Exercise description
Return each line containing the string "KUCHENNYM".

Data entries

— start —

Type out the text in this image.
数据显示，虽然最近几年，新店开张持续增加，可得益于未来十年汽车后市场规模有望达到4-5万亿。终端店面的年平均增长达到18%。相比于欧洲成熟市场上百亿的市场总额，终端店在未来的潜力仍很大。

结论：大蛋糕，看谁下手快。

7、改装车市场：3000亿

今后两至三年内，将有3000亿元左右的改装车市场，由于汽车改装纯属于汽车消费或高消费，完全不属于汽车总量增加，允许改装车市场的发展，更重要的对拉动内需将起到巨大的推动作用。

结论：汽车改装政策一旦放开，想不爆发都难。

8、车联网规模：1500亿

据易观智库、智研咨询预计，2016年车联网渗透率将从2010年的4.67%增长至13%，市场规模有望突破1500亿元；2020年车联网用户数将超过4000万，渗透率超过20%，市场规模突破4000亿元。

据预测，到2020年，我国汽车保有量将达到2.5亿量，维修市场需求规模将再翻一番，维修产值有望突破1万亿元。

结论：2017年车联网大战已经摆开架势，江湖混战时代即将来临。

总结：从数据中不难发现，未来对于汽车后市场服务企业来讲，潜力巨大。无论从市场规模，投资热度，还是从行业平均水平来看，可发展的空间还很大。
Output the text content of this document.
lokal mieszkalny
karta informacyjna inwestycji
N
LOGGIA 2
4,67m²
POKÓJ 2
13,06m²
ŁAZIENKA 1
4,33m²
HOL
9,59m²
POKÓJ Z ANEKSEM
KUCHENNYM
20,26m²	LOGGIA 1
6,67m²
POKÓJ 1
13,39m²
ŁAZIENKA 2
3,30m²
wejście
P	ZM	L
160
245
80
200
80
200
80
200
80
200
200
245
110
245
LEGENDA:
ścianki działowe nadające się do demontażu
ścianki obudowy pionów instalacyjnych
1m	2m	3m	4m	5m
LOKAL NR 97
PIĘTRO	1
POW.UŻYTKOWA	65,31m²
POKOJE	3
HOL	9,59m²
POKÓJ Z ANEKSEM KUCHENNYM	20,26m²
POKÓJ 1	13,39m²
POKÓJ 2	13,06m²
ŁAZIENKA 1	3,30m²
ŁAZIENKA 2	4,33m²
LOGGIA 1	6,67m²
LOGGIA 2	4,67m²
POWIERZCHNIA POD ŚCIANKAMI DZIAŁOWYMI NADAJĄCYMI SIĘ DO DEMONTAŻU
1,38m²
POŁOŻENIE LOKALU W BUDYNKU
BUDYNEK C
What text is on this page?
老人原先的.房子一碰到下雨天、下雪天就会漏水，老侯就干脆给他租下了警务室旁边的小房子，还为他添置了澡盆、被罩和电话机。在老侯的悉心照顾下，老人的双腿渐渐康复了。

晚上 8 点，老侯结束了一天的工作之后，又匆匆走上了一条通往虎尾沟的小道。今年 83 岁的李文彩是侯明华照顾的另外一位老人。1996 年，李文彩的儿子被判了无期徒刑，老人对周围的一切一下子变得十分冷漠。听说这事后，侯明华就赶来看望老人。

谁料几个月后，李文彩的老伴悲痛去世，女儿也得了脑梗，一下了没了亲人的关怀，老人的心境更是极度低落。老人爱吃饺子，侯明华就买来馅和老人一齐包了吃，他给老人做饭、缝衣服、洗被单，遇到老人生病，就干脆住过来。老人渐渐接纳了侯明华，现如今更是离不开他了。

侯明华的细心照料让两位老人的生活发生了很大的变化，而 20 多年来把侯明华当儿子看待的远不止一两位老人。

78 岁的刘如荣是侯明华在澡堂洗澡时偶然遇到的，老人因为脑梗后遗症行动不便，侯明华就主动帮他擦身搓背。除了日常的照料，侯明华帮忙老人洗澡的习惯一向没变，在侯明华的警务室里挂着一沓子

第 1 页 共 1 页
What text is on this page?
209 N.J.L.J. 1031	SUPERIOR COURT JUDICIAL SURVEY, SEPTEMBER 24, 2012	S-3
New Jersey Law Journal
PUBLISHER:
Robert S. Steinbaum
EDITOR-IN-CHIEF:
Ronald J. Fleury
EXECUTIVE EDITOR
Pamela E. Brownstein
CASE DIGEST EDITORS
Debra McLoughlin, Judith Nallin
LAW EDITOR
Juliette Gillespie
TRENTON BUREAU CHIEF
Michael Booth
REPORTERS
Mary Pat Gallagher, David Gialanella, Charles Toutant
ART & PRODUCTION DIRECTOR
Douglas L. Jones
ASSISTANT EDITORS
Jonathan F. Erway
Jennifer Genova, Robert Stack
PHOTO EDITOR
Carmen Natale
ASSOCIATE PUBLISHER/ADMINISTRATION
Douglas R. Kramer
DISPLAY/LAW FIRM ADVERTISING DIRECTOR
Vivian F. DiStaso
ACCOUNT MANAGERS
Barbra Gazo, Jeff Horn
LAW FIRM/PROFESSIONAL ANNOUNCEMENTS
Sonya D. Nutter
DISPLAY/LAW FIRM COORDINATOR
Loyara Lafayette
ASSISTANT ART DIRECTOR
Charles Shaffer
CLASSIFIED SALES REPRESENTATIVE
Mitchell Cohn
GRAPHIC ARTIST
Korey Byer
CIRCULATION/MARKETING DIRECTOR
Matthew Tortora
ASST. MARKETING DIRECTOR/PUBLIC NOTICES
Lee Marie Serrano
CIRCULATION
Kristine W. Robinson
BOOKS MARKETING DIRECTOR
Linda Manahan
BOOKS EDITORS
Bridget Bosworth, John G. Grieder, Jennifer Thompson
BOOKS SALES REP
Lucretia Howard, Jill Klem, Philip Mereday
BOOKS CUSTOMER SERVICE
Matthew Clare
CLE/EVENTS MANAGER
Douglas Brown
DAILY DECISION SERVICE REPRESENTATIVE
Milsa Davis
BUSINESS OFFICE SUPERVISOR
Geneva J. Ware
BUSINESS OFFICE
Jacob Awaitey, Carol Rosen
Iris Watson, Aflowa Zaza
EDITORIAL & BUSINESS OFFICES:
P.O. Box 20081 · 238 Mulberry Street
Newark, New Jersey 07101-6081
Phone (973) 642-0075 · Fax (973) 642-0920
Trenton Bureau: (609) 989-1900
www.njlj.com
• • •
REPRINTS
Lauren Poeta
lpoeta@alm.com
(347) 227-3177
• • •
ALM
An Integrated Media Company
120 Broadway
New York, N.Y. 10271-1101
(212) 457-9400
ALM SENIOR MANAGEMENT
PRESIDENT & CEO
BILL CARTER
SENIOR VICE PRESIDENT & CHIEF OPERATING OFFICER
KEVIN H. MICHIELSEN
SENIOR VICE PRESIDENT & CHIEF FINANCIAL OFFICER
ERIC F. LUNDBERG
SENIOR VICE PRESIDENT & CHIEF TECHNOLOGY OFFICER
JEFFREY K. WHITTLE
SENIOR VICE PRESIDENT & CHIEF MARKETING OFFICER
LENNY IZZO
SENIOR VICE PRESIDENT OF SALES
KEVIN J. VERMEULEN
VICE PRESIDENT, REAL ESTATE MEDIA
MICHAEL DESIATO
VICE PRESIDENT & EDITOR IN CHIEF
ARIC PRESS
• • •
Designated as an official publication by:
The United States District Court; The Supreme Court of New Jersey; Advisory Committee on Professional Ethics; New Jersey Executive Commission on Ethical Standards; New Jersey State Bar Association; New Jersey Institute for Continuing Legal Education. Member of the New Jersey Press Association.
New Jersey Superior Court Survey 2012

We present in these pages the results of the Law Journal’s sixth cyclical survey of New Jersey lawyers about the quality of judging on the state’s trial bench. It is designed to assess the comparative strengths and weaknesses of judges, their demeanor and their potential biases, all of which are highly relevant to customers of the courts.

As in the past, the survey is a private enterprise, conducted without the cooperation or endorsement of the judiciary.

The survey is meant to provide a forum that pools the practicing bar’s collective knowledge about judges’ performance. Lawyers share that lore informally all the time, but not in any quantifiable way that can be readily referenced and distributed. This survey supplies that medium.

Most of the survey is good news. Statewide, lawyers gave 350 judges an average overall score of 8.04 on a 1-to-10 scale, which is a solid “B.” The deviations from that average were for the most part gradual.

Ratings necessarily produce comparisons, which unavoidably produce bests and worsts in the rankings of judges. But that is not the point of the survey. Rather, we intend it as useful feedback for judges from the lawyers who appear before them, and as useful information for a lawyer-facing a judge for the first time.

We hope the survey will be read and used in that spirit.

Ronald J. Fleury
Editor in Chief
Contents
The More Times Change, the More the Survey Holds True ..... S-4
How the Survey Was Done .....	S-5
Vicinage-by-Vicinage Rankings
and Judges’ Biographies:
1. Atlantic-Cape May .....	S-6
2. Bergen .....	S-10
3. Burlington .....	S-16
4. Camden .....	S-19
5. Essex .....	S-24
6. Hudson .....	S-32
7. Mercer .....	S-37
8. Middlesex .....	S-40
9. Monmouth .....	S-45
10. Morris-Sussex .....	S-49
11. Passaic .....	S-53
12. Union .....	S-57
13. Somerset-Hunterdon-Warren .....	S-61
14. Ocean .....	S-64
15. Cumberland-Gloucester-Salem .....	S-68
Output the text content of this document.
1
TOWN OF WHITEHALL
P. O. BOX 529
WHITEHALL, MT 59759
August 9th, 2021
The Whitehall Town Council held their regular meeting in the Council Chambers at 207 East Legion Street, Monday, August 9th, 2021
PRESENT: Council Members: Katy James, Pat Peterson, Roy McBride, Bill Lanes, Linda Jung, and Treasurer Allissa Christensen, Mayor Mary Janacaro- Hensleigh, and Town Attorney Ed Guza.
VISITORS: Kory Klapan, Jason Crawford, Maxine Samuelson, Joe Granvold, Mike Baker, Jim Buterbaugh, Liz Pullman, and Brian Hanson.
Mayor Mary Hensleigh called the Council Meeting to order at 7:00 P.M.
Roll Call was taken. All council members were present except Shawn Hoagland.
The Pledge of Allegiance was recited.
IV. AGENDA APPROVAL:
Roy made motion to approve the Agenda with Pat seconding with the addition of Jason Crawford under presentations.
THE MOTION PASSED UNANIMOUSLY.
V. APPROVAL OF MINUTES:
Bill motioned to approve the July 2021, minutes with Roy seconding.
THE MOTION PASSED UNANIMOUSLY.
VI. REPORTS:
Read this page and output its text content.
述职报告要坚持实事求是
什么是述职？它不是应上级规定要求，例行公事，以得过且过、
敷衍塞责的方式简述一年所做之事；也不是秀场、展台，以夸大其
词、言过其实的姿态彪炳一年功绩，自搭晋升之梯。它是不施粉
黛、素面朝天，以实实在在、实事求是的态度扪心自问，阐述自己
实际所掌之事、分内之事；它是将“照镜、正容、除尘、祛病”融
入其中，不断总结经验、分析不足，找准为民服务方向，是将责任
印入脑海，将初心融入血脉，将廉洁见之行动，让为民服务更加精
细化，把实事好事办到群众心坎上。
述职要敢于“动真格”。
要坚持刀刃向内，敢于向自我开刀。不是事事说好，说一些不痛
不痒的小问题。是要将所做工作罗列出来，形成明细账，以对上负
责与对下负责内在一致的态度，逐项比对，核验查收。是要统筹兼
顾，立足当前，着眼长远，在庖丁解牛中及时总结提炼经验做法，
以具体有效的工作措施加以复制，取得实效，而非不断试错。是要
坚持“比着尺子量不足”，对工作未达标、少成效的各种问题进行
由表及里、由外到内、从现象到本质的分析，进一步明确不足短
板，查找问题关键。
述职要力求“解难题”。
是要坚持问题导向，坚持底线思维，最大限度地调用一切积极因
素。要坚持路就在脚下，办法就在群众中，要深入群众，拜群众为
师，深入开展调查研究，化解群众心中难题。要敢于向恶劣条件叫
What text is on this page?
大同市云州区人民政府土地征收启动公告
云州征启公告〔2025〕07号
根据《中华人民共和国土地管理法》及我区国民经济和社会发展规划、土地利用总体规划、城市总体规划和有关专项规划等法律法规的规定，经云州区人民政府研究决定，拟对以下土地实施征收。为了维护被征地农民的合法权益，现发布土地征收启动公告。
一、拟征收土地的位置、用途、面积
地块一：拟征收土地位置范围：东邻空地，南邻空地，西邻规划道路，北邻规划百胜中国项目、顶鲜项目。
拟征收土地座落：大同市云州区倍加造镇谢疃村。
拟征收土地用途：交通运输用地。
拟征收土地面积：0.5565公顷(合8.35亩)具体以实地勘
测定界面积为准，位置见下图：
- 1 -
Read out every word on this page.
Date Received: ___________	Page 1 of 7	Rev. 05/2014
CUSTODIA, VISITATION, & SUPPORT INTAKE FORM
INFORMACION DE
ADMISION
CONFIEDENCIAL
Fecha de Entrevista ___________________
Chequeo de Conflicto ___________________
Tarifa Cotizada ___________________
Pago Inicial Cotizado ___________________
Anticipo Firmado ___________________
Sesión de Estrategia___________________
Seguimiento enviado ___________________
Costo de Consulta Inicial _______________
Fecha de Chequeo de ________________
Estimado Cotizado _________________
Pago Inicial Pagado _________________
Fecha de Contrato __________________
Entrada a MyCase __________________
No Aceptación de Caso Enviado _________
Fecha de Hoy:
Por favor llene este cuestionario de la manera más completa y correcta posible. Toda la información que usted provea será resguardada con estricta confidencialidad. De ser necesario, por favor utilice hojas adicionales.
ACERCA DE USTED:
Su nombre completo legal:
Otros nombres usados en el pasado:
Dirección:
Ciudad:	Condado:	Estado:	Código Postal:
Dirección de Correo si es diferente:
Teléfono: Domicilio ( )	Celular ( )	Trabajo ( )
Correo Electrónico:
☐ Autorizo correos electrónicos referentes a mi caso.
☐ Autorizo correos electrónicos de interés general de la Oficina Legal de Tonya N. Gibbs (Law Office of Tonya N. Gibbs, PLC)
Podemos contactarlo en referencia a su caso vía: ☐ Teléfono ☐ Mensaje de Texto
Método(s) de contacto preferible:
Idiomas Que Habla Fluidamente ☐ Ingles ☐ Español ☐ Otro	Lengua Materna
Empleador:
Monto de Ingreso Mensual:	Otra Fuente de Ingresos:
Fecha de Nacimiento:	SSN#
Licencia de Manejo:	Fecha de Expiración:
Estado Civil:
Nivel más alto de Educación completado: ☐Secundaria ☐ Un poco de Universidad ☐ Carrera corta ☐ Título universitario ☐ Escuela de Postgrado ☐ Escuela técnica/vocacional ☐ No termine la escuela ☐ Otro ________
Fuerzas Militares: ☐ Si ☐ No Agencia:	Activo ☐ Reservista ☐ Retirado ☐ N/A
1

— end —

Solved exercise
KUCHENNYM
POKÓJ Z ANEKSEM KUCHENNYM	20,26m²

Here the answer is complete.